*Work instructions*: Reproduce each line from the records that holds "color".

*Input*:
※ ※ ※
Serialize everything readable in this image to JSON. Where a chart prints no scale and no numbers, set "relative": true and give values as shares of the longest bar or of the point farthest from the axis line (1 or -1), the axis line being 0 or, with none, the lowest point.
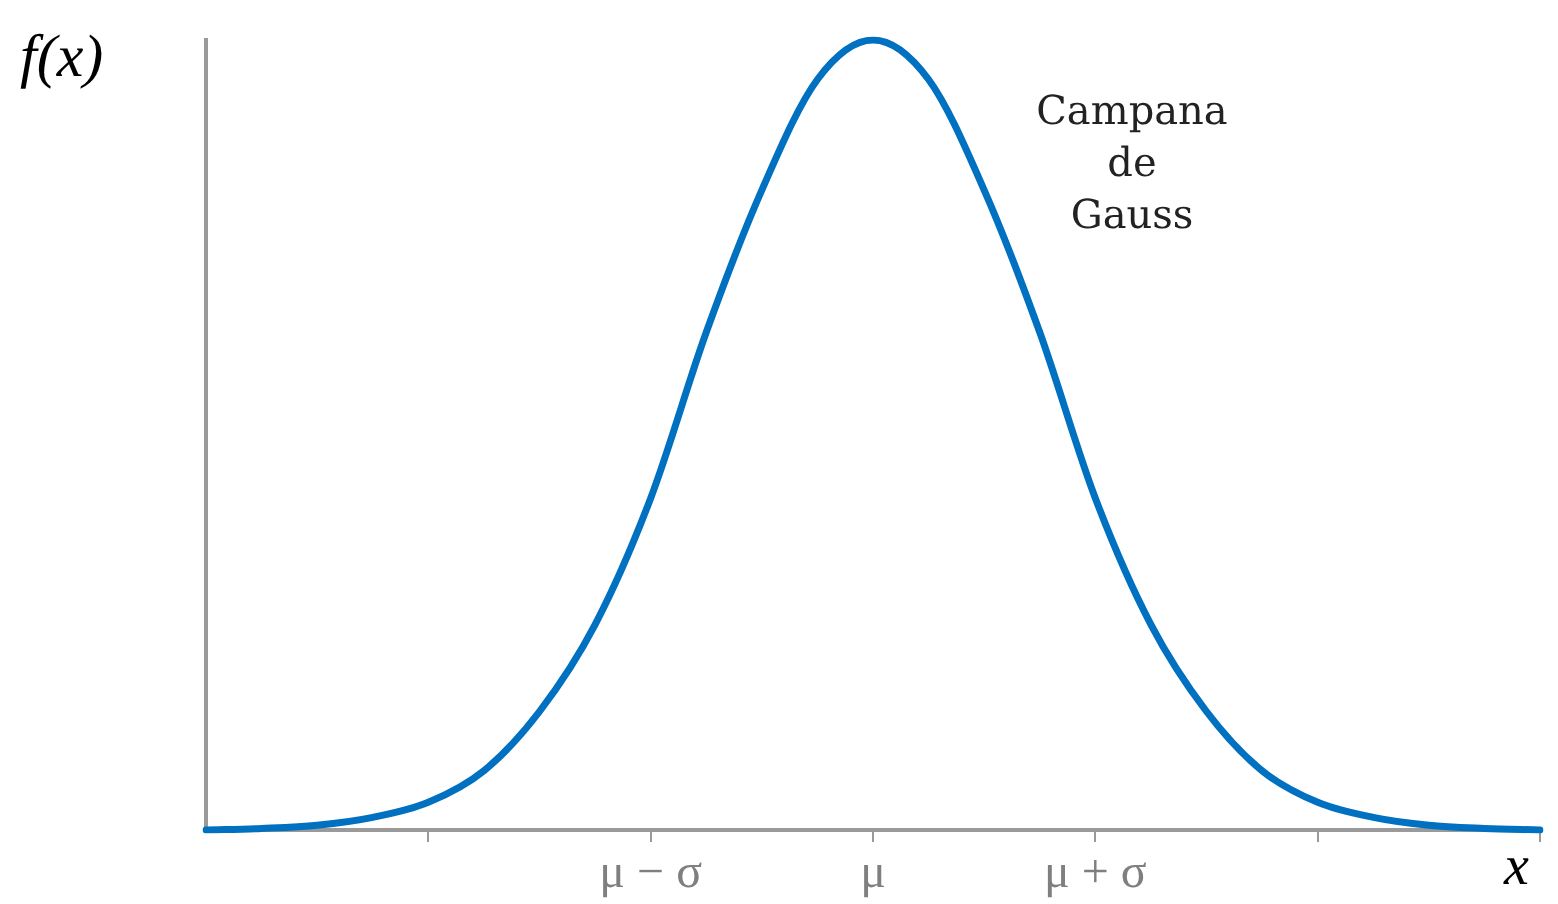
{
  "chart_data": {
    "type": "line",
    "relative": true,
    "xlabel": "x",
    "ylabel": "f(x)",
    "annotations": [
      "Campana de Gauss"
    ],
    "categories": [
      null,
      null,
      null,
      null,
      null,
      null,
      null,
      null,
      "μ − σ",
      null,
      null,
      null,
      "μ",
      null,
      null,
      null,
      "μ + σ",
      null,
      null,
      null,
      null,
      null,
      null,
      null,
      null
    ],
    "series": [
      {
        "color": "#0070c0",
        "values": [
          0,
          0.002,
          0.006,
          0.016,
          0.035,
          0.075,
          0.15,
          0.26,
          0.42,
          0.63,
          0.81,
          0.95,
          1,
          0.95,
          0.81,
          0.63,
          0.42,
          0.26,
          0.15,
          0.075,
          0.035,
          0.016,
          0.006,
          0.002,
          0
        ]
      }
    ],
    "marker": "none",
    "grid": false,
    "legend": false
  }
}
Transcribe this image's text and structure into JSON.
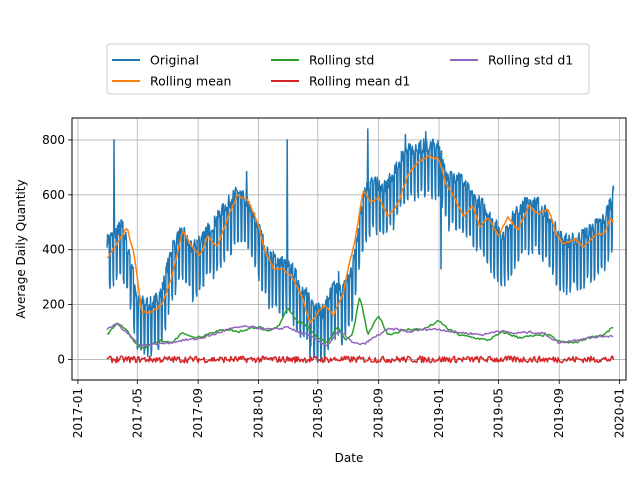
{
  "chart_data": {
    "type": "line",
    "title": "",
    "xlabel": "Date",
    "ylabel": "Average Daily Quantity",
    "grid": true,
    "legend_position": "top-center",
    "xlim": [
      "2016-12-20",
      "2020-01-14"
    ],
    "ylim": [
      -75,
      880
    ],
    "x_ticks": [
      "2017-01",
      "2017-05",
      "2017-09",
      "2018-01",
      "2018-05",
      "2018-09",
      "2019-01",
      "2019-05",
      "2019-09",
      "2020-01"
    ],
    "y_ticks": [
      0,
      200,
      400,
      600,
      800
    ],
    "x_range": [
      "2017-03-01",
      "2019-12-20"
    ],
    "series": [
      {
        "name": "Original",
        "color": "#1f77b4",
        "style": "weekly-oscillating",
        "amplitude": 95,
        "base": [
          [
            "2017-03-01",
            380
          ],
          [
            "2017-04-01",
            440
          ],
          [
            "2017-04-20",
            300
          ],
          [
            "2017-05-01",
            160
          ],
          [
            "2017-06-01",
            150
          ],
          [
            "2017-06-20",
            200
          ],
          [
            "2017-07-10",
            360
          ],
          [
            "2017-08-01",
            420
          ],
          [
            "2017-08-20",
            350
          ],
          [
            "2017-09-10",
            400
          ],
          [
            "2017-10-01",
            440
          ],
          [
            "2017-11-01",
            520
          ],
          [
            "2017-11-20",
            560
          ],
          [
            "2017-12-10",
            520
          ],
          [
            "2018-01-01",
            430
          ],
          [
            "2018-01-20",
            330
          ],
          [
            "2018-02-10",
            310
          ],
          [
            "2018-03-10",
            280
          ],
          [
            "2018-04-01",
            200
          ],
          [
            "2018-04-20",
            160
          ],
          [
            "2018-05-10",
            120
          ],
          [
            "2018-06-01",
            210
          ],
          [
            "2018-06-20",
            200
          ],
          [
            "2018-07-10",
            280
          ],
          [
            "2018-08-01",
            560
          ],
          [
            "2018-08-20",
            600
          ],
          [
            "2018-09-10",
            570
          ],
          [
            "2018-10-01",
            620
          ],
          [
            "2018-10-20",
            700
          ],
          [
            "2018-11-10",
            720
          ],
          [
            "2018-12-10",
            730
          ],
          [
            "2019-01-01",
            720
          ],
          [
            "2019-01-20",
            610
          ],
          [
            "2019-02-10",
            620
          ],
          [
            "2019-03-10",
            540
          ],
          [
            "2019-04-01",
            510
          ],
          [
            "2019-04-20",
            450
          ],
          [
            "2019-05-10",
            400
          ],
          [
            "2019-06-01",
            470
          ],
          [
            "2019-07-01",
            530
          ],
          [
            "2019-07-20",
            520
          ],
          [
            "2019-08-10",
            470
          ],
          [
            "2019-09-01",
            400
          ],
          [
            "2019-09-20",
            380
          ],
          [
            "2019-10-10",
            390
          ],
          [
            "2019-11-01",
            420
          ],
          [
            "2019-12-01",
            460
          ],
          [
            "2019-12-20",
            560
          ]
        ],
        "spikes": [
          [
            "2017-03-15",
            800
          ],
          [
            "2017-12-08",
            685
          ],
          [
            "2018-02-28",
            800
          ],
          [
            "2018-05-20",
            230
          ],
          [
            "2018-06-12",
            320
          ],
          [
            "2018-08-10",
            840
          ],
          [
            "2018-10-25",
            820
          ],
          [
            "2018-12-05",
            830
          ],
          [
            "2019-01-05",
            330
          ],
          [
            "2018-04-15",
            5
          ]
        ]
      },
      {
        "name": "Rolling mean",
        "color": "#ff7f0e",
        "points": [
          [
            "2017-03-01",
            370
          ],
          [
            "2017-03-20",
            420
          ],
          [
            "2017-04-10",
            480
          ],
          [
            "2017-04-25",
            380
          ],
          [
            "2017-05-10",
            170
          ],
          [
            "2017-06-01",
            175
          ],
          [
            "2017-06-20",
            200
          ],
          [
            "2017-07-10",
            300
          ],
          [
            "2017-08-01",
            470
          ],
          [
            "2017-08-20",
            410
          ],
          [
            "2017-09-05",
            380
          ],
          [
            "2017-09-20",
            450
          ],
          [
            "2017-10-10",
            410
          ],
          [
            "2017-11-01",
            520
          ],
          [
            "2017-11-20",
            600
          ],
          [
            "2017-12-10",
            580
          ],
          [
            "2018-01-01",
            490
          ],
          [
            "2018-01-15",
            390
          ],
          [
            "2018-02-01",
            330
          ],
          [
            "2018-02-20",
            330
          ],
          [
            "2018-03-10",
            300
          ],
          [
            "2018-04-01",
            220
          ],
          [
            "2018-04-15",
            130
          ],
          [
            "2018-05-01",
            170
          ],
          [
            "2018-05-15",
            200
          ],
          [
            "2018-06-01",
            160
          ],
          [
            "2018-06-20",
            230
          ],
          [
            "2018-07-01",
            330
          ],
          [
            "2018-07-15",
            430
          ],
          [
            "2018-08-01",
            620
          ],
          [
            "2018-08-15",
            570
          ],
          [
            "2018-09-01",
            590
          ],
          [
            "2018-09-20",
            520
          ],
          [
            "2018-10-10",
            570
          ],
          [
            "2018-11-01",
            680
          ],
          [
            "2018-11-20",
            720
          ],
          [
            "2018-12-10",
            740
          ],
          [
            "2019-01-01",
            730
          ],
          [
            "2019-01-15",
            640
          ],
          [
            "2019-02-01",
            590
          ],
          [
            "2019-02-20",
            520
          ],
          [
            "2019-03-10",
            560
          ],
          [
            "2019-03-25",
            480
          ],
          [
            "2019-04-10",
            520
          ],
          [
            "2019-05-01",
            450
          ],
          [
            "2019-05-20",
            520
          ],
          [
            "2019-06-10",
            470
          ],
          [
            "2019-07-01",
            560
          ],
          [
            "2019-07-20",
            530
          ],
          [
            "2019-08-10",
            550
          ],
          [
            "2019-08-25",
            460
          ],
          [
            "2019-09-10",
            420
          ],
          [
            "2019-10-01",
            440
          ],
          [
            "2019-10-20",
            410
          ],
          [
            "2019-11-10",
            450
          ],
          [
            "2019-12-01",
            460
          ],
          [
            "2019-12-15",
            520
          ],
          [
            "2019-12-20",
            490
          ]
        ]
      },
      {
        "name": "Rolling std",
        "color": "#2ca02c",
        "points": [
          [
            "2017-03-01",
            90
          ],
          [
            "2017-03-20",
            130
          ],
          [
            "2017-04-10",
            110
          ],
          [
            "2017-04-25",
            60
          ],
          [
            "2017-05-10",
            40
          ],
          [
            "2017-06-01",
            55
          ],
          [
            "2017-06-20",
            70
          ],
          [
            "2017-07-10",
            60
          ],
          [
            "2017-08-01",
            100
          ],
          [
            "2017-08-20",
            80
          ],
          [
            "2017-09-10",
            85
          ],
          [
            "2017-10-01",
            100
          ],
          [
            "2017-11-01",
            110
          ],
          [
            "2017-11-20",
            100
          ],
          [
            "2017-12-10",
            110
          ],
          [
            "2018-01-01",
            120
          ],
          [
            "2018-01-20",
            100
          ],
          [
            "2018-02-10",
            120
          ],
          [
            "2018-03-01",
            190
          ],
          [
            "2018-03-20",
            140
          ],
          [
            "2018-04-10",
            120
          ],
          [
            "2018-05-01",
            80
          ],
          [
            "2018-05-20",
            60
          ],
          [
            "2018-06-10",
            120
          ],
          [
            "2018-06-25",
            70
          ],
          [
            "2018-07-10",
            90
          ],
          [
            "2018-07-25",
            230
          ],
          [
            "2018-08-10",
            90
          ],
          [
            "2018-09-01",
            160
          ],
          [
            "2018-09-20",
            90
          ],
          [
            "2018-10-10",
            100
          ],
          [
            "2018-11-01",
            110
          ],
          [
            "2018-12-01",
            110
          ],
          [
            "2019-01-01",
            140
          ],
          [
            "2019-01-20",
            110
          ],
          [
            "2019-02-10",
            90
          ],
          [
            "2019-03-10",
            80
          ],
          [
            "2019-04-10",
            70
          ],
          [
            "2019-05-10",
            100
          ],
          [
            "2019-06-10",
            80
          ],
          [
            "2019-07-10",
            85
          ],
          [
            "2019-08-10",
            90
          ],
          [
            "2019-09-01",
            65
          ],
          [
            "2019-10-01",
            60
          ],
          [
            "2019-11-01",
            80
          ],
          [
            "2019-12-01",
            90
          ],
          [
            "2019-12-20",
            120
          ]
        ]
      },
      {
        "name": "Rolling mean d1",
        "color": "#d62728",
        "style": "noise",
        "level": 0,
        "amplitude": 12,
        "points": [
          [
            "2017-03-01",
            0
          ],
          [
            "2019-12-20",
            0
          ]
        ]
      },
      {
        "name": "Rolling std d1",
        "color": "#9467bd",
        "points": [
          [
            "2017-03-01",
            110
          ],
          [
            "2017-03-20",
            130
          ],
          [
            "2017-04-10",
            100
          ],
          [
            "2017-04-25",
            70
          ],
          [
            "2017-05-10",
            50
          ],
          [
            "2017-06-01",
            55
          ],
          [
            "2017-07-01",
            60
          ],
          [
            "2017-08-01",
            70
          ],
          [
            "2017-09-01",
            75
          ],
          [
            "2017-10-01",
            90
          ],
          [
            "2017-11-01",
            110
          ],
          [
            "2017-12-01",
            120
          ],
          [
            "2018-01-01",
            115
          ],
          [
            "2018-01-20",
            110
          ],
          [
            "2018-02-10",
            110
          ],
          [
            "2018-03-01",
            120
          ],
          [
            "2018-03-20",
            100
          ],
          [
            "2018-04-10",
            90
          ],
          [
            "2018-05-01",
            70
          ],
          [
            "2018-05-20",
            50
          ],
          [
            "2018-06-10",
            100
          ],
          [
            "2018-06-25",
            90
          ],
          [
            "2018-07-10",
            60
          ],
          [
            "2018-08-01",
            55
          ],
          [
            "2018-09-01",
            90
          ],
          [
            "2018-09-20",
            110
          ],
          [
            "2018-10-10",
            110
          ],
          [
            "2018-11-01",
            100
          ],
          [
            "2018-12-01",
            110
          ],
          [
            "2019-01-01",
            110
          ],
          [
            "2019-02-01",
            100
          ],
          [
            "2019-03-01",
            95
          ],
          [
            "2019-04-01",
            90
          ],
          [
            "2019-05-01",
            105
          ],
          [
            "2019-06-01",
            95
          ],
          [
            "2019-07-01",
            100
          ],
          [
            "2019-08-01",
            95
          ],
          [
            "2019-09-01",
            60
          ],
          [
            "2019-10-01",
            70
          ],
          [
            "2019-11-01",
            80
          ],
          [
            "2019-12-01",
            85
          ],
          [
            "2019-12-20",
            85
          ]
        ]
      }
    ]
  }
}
※ ※ ※
*Task response*:
        "color": "#0070c0",
        "color": "#1f77b4",
        "color": "#ff7f0e",
        "color": "#2ca02c",
        "color": "#d62728",
        "color": "#9467bd",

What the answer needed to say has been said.